> **Given request**: Scan the data below and pick out the lines containing the word "интересов".

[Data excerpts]
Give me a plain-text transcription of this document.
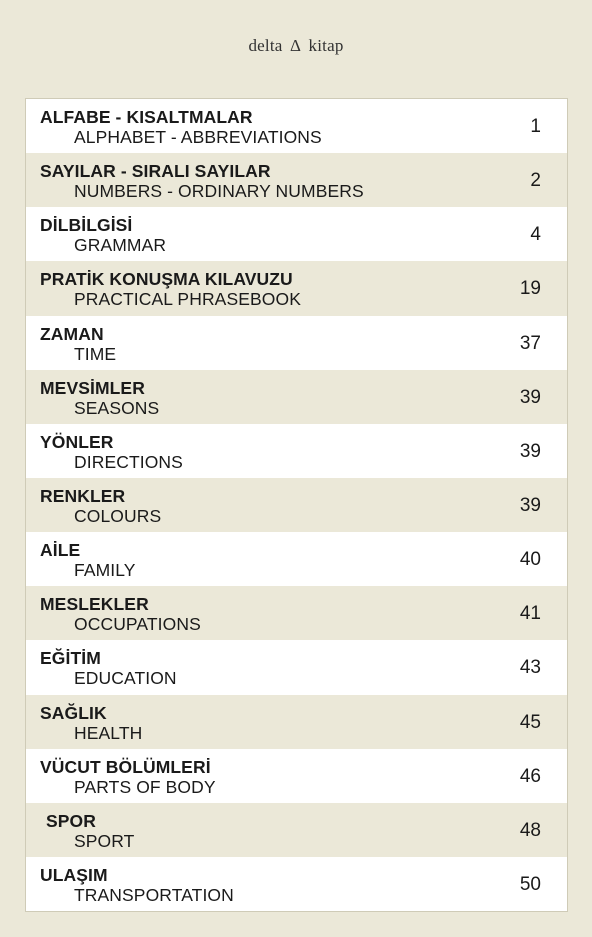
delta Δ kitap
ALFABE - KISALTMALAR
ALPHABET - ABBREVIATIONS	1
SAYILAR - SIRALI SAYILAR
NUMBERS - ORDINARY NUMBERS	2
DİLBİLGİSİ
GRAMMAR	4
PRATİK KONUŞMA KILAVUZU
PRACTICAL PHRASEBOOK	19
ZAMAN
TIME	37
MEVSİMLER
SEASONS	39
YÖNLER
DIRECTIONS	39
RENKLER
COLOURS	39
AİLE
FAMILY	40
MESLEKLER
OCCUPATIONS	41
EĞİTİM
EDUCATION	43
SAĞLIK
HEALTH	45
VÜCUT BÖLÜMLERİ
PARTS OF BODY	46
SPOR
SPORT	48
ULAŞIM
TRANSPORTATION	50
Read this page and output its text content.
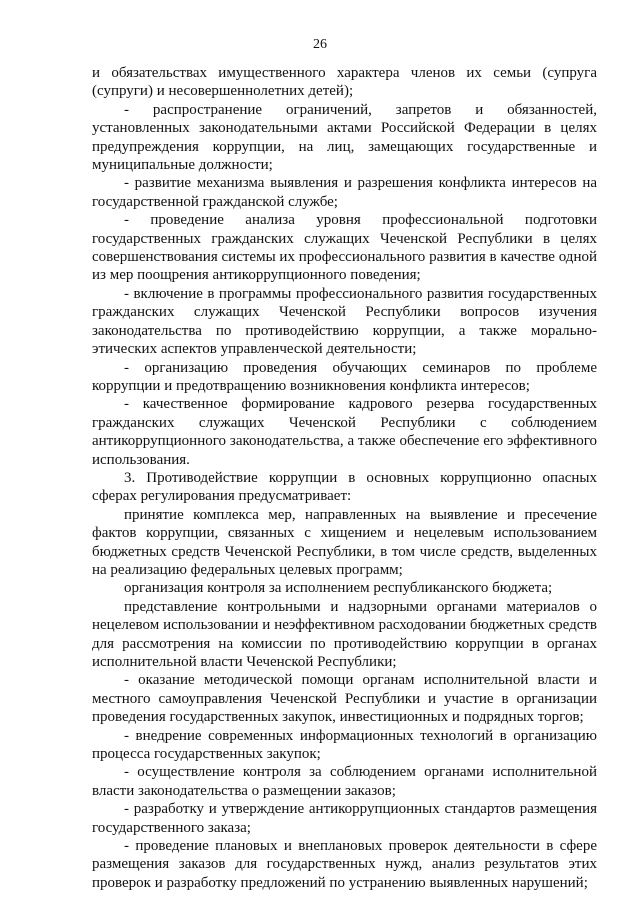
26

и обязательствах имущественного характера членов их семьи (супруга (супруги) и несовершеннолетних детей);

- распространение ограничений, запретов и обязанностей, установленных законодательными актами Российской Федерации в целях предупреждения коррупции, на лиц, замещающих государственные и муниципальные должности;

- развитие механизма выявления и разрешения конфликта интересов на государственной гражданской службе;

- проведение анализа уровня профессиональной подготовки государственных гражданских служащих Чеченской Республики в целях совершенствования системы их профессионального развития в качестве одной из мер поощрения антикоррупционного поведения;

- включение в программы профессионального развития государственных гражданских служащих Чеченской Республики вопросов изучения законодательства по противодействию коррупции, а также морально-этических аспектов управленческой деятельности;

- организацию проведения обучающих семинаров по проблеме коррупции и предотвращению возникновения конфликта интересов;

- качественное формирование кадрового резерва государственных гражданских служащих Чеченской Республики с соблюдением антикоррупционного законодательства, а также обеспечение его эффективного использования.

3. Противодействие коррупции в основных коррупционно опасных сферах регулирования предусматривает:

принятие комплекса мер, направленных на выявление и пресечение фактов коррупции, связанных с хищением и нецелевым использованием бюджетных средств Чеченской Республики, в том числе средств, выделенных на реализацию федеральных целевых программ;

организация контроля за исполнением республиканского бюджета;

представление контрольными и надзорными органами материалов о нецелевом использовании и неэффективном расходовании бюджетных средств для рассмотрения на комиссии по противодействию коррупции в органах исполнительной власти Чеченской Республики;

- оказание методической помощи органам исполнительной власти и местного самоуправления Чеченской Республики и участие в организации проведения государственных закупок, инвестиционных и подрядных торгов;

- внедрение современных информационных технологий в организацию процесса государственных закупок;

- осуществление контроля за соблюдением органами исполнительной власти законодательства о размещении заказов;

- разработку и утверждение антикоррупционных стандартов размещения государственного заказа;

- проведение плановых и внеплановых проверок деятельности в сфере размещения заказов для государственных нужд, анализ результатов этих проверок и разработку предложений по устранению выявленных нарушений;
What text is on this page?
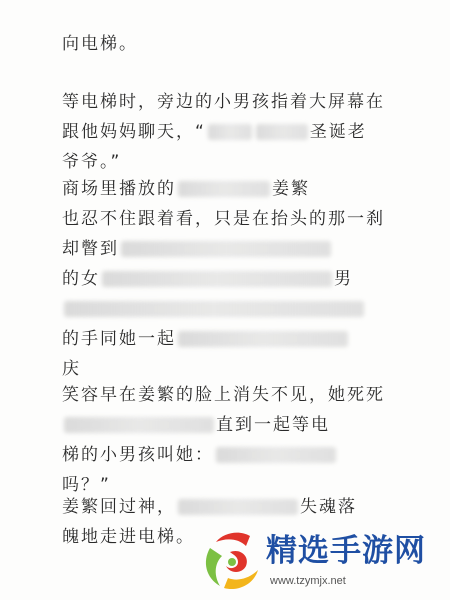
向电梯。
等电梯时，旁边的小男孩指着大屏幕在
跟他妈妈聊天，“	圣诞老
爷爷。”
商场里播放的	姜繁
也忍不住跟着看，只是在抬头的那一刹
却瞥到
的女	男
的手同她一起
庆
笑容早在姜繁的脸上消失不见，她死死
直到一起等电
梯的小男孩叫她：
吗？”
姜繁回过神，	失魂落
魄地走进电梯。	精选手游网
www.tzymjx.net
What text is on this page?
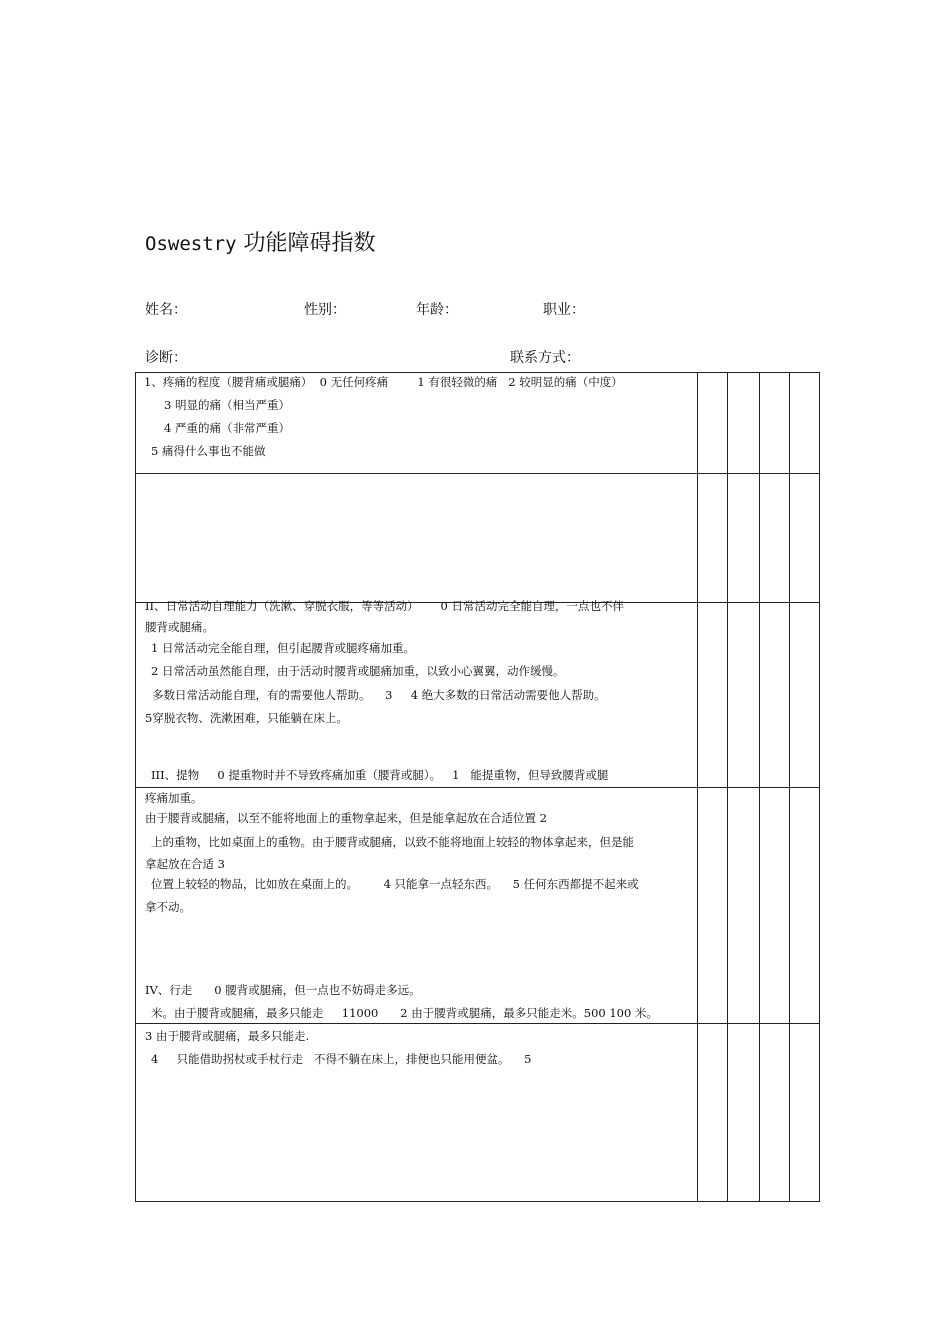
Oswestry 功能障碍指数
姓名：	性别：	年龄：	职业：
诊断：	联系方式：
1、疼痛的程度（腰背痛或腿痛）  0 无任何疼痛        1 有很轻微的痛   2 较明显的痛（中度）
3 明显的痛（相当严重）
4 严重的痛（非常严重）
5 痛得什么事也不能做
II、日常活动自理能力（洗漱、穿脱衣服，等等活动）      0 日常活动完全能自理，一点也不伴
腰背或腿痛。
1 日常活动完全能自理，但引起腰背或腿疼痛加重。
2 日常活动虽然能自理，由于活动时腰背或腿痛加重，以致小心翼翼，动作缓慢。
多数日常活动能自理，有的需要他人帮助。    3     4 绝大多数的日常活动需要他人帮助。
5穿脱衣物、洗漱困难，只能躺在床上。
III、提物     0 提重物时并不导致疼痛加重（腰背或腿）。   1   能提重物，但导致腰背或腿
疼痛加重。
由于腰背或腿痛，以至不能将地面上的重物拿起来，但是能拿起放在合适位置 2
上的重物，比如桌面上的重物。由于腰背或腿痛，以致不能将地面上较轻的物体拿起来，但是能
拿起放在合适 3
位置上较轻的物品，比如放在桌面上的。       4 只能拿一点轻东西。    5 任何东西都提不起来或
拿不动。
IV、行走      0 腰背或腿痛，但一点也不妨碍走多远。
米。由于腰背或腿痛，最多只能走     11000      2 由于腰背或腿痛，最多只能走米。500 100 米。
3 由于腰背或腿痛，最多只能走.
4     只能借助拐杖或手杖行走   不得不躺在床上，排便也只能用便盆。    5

> **Correct response**:
- развитие механизма выявления и разрешения конфликта интересов на государственной гражданской службе;
- организацию проведения обучающих семинаров по проблеме коррупции и предотвращению возникновения конфликта интересов;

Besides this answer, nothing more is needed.